_WRITTEN PROBLEM_
Identify the lines that contain the word "title" and copy each one.

□ □ □

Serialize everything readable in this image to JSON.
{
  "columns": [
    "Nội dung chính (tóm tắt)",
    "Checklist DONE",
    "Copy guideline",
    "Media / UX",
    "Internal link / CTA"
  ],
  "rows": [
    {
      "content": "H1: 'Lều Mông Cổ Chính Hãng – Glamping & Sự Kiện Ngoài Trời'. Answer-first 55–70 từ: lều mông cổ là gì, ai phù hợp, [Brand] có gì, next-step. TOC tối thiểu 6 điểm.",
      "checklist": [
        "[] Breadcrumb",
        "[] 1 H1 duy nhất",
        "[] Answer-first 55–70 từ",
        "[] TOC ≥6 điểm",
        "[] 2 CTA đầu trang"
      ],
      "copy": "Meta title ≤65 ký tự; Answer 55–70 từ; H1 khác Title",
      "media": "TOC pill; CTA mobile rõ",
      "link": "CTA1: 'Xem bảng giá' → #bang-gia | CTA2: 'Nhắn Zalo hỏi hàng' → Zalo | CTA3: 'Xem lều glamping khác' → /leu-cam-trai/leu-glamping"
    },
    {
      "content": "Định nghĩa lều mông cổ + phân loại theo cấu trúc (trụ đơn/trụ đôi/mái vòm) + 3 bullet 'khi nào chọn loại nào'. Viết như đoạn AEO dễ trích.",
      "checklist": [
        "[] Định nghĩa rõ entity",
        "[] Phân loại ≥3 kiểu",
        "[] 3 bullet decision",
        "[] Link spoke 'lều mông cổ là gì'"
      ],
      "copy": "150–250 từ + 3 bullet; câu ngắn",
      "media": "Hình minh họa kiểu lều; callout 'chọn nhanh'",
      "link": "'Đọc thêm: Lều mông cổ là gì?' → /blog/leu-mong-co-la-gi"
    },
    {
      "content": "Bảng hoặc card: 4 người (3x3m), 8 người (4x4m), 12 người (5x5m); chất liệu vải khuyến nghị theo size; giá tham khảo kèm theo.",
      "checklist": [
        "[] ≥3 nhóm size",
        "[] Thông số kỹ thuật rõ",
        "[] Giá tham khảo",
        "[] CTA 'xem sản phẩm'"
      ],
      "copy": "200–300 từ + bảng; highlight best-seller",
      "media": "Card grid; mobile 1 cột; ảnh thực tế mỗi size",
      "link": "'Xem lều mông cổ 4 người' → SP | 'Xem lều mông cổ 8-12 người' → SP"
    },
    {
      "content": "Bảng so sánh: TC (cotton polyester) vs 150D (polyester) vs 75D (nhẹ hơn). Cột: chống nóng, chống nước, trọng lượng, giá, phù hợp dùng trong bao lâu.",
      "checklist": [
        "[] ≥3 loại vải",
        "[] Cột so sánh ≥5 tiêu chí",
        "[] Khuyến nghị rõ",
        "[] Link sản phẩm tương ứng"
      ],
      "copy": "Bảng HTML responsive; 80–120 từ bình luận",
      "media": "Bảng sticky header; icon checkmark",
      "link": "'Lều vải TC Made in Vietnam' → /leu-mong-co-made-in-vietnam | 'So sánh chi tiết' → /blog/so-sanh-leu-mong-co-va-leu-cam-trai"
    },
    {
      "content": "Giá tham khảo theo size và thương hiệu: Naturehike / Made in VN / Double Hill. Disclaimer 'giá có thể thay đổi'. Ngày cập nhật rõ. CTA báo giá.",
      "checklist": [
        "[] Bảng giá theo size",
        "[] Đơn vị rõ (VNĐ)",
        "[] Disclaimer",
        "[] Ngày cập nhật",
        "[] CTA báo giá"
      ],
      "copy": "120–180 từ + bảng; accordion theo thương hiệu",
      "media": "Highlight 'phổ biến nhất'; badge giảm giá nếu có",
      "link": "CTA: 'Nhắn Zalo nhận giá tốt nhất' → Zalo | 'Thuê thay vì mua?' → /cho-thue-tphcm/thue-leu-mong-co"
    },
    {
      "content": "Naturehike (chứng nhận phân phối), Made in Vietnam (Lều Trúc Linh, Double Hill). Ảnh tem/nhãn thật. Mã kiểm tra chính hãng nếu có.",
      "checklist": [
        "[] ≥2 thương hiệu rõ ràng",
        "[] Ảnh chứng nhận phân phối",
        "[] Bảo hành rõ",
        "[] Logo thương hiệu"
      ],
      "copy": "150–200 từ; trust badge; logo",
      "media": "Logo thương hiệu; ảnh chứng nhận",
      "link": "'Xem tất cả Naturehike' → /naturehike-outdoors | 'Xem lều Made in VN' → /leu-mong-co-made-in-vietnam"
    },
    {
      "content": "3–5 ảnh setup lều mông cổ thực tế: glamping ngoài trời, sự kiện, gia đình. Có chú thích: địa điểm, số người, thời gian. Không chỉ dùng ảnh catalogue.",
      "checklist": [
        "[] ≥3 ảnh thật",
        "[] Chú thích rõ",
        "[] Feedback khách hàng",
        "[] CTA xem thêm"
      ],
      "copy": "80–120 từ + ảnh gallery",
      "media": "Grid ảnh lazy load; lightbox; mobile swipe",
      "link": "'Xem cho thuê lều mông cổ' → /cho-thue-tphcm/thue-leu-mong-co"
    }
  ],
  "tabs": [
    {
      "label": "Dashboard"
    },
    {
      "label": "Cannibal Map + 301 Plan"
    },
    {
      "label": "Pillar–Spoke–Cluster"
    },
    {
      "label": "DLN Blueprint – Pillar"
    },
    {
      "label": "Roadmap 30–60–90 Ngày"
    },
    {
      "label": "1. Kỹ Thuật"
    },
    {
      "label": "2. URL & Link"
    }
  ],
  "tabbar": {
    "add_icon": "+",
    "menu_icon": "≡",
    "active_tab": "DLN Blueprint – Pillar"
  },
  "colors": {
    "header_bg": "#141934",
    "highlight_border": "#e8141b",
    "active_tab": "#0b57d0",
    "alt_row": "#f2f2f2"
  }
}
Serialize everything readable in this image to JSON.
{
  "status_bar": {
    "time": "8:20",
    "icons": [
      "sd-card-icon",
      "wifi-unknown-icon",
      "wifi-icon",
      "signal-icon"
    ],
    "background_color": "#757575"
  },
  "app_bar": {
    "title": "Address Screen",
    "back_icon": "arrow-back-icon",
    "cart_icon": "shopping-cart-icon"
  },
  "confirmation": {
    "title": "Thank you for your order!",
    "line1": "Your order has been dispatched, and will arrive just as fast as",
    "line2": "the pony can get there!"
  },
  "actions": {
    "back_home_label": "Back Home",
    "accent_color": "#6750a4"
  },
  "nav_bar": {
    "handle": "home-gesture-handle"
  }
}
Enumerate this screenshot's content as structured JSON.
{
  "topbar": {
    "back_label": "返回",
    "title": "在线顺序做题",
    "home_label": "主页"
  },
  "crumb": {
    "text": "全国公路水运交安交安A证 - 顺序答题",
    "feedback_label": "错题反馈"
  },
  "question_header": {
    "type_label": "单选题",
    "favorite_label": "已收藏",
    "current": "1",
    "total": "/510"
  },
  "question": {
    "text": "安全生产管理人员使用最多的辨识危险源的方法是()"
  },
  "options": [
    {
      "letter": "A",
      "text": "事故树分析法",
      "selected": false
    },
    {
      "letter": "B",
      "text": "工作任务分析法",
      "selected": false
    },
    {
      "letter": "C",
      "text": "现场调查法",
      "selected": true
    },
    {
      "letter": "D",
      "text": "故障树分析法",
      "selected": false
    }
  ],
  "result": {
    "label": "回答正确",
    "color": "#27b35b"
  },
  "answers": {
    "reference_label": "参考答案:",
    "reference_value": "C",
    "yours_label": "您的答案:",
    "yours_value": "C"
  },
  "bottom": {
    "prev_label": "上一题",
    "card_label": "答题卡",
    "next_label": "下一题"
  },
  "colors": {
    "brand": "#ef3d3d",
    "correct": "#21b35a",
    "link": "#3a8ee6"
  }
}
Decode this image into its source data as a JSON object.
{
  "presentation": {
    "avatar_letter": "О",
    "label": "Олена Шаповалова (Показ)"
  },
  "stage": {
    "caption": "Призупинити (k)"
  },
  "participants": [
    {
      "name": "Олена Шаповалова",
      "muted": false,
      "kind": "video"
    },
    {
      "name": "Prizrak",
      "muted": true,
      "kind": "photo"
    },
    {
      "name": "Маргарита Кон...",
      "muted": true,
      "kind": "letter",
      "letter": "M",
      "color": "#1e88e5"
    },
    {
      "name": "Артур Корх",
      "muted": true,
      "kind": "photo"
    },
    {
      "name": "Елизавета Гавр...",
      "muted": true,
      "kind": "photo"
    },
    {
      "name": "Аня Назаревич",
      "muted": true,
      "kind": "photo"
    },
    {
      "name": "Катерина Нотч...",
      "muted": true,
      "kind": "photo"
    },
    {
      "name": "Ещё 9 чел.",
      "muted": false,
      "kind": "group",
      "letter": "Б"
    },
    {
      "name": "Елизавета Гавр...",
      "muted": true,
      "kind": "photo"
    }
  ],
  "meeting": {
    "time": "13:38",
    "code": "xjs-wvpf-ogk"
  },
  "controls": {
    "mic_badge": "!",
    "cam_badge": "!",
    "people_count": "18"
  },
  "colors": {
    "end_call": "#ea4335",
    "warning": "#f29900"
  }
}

□ □ □

_TASK RESULT_
      "copy": "Meta title ≤65 ký tự; Answer 55–70 từ; H1 khác Title",
    "title": "Address Screen",
    "title": "Thank you for your order!",
    "title": "在线顺序做题",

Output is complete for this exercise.